Excerpted records »
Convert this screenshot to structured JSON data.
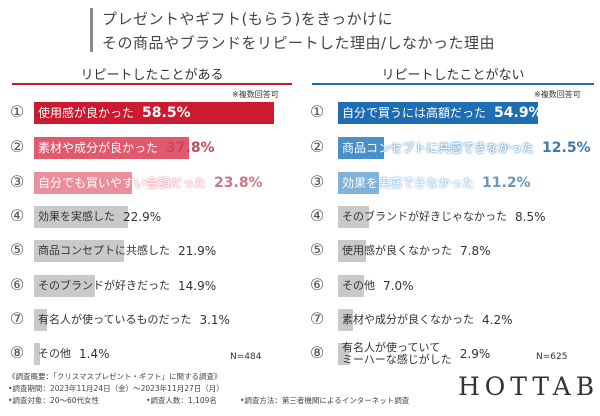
{
  "title": [
    "プレゼントやギフト(もらう)をきっかけに",
    "その商品やブランドをリピートした理由/しなかった理由"
  ],
  "chart_data": [
    {
      "type": "bar",
      "orientation": "horizontal",
      "title": "リピートしたことがある",
      "note": "※複数回答可",
      "accent": "#c8192e",
      "ranks": [
        "①",
        "②",
        "③",
        "④",
        "⑤",
        "⑥",
        "⑦",
        "⑧"
      ],
      "categories": [
        "使用感が良かった",
        "素材や成分が良かった",
        "自分でも買いやすい金額だった",
        "効果を実感した",
        "商品コンセプトに共感した",
        "そのブランドが好きだった",
        "有名人が使っているものだった",
        "その他"
      ],
      "values": [
        58.5,
        37.8,
        23.8,
        22.9,
        21.9,
        14.9,
        3.1,
        1.4
      ],
      "value_labels": [
        "58.5%",
        "37.8%",
        "23.8%",
        "22.9%",
        "21.9%",
        "14.9%",
        "3.1%",
        "1.4%"
      ],
      "colors": [
        "#cc1a30",
        "#e05a6e",
        "#eb8f9d",
        "#c9c9c9",
        "#c9c9c9",
        "#c9c9c9",
        "#c9c9c9",
        "#c9c9c9"
      ],
      "n": "N=484"
    },
    {
      "type": "bar",
      "orientation": "horizontal",
      "title": "リピートしたことがない",
      "note": "※複数回答可",
      "accent": "#1f6db3",
      "ranks": [
        "①",
        "②",
        "③",
        "④",
        "⑤",
        "⑥",
        "⑦",
        "⑧"
      ],
      "categories": [
        "自分で買うには高額だった",
        "商品コンセプトに共感できなかった",
        "効果を実感できなかった",
        "そのブランドが好きじゃなかった",
        "使用感が良くなかった",
        "その他",
        "素材や成分が良くなかった",
        "有名人が使っていて\nミーハーな感じがした"
      ],
      "values": [
        54.9,
        12.5,
        11.2,
        8.5,
        7.8,
        7.0,
        4.2,
        2.9
      ],
      "value_labels": [
        "54.9%",
        "12.5%",
        "11.2%",
        "8.5%",
        "7.8%",
        "7.0%",
        "4.2%",
        "2.9%"
      ],
      "colors": [
        "#1f6db3",
        "#4a8fc8",
        "#80b2da",
        "#c9c9c9",
        "#c9c9c9",
        "#c9c9c9",
        "#c9c9c9",
        "#c9c9c9"
      ],
      "n": "N=625"
    }
  ],
  "footer": {
    "heading": "《調査概要：「クリスマスプレゼント・ギフト」に関する調査》",
    "period": "•調査期間：2023年11月24日（金）～2023年11月27日（月）",
    "details": [
      "•調査対象：20〜60代女性",
      "•調査人数：1,109名",
      "•調査方法：第三者機関によるインターネット調査"
    ],
    "brand": "HOTTAB"
  }
}
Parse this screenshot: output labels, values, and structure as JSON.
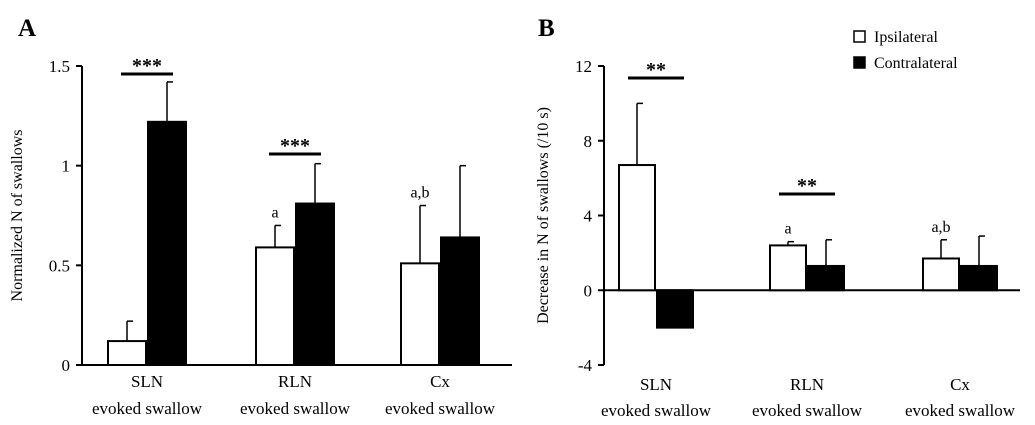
{
  "chart_data": [
    {
      "type": "bar",
      "panel": "A",
      "ylabel": "Normalized N of swallows",
      "ylim": [
        0,
        1.5
      ],
      "yticks": [
        "0",
        "0.5",
        "1",
        "1.5"
      ],
      "categories": [
        {
          "line1": "SLN",
          "line2": "evoked swallow"
        },
        {
          "line1": "RLN",
          "line2": "evoked swallow"
        },
        {
          "line1": "Cx",
          "line2": "evoked swallow"
        }
      ],
      "series": [
        {
          "name": "Ipsilateral",
          "fill": "#ffffff",
          "values": [
            0.12,
            0.59,
            0.51
          ],
          "errors": [
            0.1,
            0.11,
            0.29
          ]
        },
        {
          "name": "Contralateral",
          "fill": "#000000",
          "values": [
            1.22,
            0.81,
            0.64
          ],
          "errors": [
            0.2,
            0.2,
            0.36
          ]
        }
      ],
      "significance": [
        "***",
        "***",
        ""
      ],
      "annotations": [
        "",
        "a",
        "a,b"
      ]
    },
    {
      "type": "bar",
      "panel": "B",
      "ylabel": "Decrease in N of swallows (/10 s)",
      "ylim": [
        -4,
        12
      ],
      "yticks": [
        "-4",
        "0",
        "4",
        "8",
        "12"
      ],
      "categories": [
        {
          "line1": "SLN",
          "line2": "evoked swallow"
        },
        {
          "line1": "RLN",
          "line2": "evoked swallow"
        },
        {
          "line1": "Cx",
          "line2": "evoked swallow"
        }
      ],
      "series": [
        {
          "name": "Ipsilateral",
          "fill": "#ffffff",
          "values": [
            6.7,
            2.4,
            1.7
          ],
          "errors": [
            3.3,
            0.2,
            1.0
          ]
        },
        {
          "name": "Contralateral",
          "fill": "#000000",
          "values": [
            -2.0,
            1.3,
            1.3
          ],
          "errors": [
            0,
            1.4,
            1.6
          ]
        }
      ],
      "significance": [
        "**",
        "**",
        ""
      ],
      "annotations": [
        "",
        "a",
        "a,b"
      ],
      "legend": {
        "position": "top-right",
        "entries": [
          "Ipsilateral",
          "Contralateral"
        ]
      }
    }
  ]
}
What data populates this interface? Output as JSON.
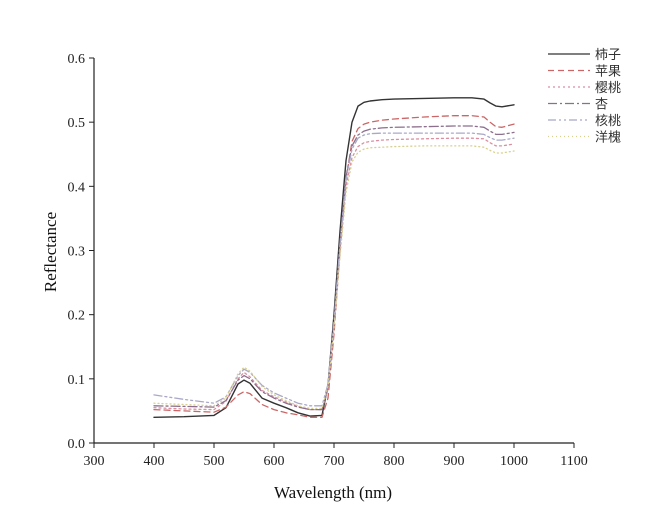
{
  "chart_data": {
    "type": "line",
    "xlabel": "Wavelength (nm)",
    "ylabel": "Reflectance",
    "xlim": [
      300,
      1100
    ],
    "ylim": [
      0.0,
      0.6
    ],
    "xticks": [
      300,
      400,
      500,
      600,
      700,
      800,
      900,
      1000,
      1100
    ],
    "yticks": [
      0.0,
      0.1,
      0.2,
      0.3,
      0.4,
      0.5,
      0.6
    ],
    "xtick_labels": [
      "300",
      "400",
      "500",
      "600",
      "700",
      "800",
      "900",
      "1000",
      "1100"
    ],
    "ytick_labels": [
      "0.0",
      "0.1",
      "0.2",
      "0.3",
      "0.4",
      "0.5",
      "0.6"
    ],
    "grid": false,
    "legend_position": "top-right",
    "x": [
      400,
      450,
      500,
      520,
      540,
      550,
      560,
      580,
      600,
      620,
      640,
      660,
      680,
      690,
      700,
      710,
      720,
      730,
      740,
      750,
      760,
      780,
      800,
      850,
      900,
      930,
      950,
      960,
      970,
      980,
      1000
    ],
    "series": [
      {
        "name": "柿子",
        "color": "#333333",
        "dash": "solid",
        "values": [
          0.04,
          0.041,
          0.043,
          0.055,
          0.092,
          0.098,
          0.093,
          0.07,
          0.062,
          0.055,
          0.047,
          0.042,
          0.043,
          0.09,
          0.2,
          0.33,
          0.44,
          0.5,
          0.525,
          0.531,
          0.533,
          0.535,
          0.536,
          0.537,
          0.538,
          0.538,
          0.536,
          0.53,
          0.525,
          0.524,
          0.527
        ]
      },
      {
        "name": "苹果",
        "color": "#cc6666",
        "dash": "6,4",
        "values": [
          0.052,
          0.05,
          0.048,
          0.056,
          0.075,
          0.08,
          0.077,
          0.06,
          0.052,
          0.047,
          0.044,
          0.04,
          0.04,
          0.07,
          0.17,
          0.3,
          0.41,
          0.47,
          0.49,
          0.497,
          0.5,
          0.503,
          0.505,
          0.508,
          0.51,
          0.51,
          0.508,
          0.5,
          0.493,
          0.492,
          0.497
        ]
      },
      {
        "name": "樱桃",
        "color": "#d98fa0",
        "dash": "2,3",
        "values": [
          0.055,
          0.053,
          0.052,
          0.065,
          0.1,
          0.11,
          0.103,
          0.082,
          0.072,
          0.064,
          0.057,
          0.052,
          0.052,
          0.085,
          0.18,
          0.3,
          0.4,
          0.445,
          0.462,
          0.468,
          0.47,
          0.472,
          0.473,
          0.474,
          0.475,
          0.475,
          0.474,
          0.468,
          0.463,
          0.463,
          0.466
        ]
      },
      {
        "name": "杏",
        "color": "#8c6f8c",
        "dash": "9,3,2,3",
        "values": [
          0.058,
          0.057,
          0.056,
          0.066,
          0.098,
          0.105,
          0.1,
          0.08,
          0.07,
          0.062,
          0.056,
          0.052,
          0.052,
          0.085,
          0.185,
          0.31,
          0.415,
          0.463,
          0.48,
          0.486,
          0.489,
          0.491,
          0.492,
          0.493,
          0.494,
          0.494,
          0.492,
          0.486,
          0.481,
          0.481,
          0.484
        ]
      },
      {
        "name": "核桃",
        "color": "#a8a8c8",
        "dash": "8,3,2,3,2,3",
        "values": [
          0.075,
          0.068,
          0.062,
          0.072,
          0.105,
          0.115,
          0.11,
          0.09,
          0.078,
          0.07,
          0.062,
          0.058,
          0.058,
          0.092,
          0.19,
          0.31,
          0.41,
          0.458,
          0.475,
          0.48,
          0.482,
          0.483,
          0.483,
          0.483,
          0.483,
          0.483,
          0.481,
          0.476,
          0.472,
          0.472,
          0.475
        ]
      },
      {
        "name": "洋槐",
        "color": "#d8d090",
        "dash": "1,3",
        "values": [
          0.062,
          0.06,
          0.058,
          0.07,
          0.108,
          0.118,
          0.112,
          0.088,
          0.075,
          0.066,
          0.058,
          0.054,
          0.054,
          0.088,
          0.18,
          0.29,
          0.39,
          0.438,
          0.453,
          0.458,
          0.46,
          0.461,
          0.462,
          0.463,
          0.463,
          0.463,
          0.461,
          0.456,
          0.452,
          0.452,
          0.455
        ]
      }
    ]
  }
}
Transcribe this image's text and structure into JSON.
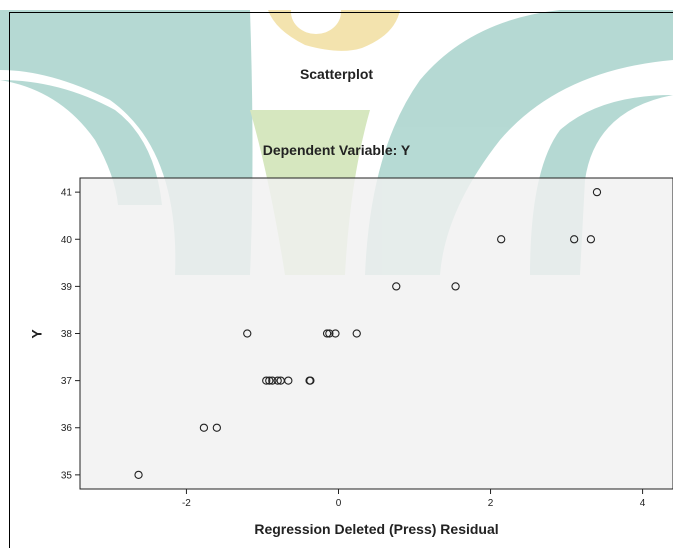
{
  "chart_data": {
    "type": "scatter",
    "title": "Scatterplot",
    "subtitle": "Dependent Variable: Y",
    "xlabel": "Regression Deleted (Press) Residual",
    "ylabel": "Y",
    "xlim": [
      -3.4,
      4.4
    ],
    "ylim": [
      34.7,
      41.3
    ],
    "xticks": [
      -2,
      0,
      2,
      4
    ],
    "yticks": [
      35,
      36,
      37,
      38,
      39,
      40,
      41
    ],
    "grid": false,
    "points": [
      {
        "x": -2.63,
        "y": 35
      },
      {
        "x": -1.77,
        "y": 36
      },
      {
        "x": -1.6,
        "y": 36
      },
      {
        "x": -0.95,
        "y": 37
      },
      {
        "x": -0.91,
        "y": 37
      },
      {
        "x": -0.87,
        "y": 37
      },
      {
        "x": -0.8,
        "y": 37
      },
      {
        "x": -0.76,
        "y": 37
      },
      {
        "x": -0.66,
        "y": 37
      },
      {
        "x": -0.38,
        "y": 37
      },
      {
        "x": -0.37,
        "y": 37
      },
      {
        "x": -1.2,
        "y": 38
      },
      {
        "x": -0.15,
        "y": 38
      },
      {
        "x": -0.12,
        "y": 38
      },
      {
        "x": -0.04,
        "y": 38
      },
      {
        "x": 0.24,
        "y": 38
      },
      {
        "x": 0.76,
        "y": 39
      },
      {
        "x": 1.54,
        "y": 39
      },
      {
        "x": 2.14,
        "y": 40
      },
      {
        "x": 3.1,
        "y": 40
      },
      {
        "x": 3.32,
        "y": 40
      },
      {
        "x": 3.4,
        "y": 41
      }
    ]
  },
  "colors": {
    "plot_background": "#f0f0f0",
    "marker_stroke": "#222222",
    "watermark_teal": "#a9d3cc",
    "watermark_yellow": "#f2dfa0",
    "watermark_green": "#cfe3b5"
  }
}
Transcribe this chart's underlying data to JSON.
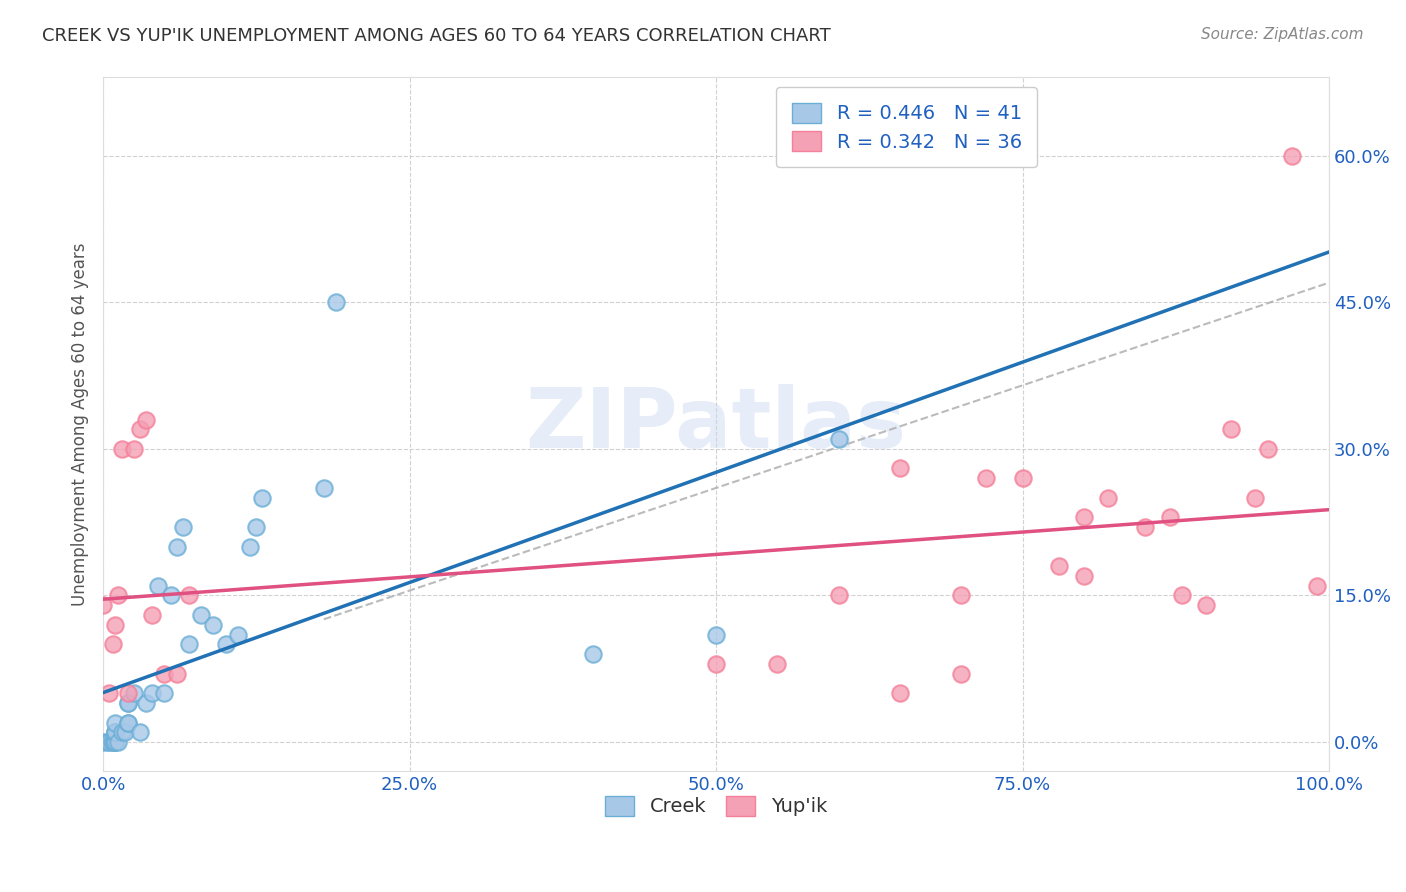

Stated exercise » Where a line above contains the string "right", copy that line.

Written answer »
        "position": "top-right",
    "legend_position": "top-right",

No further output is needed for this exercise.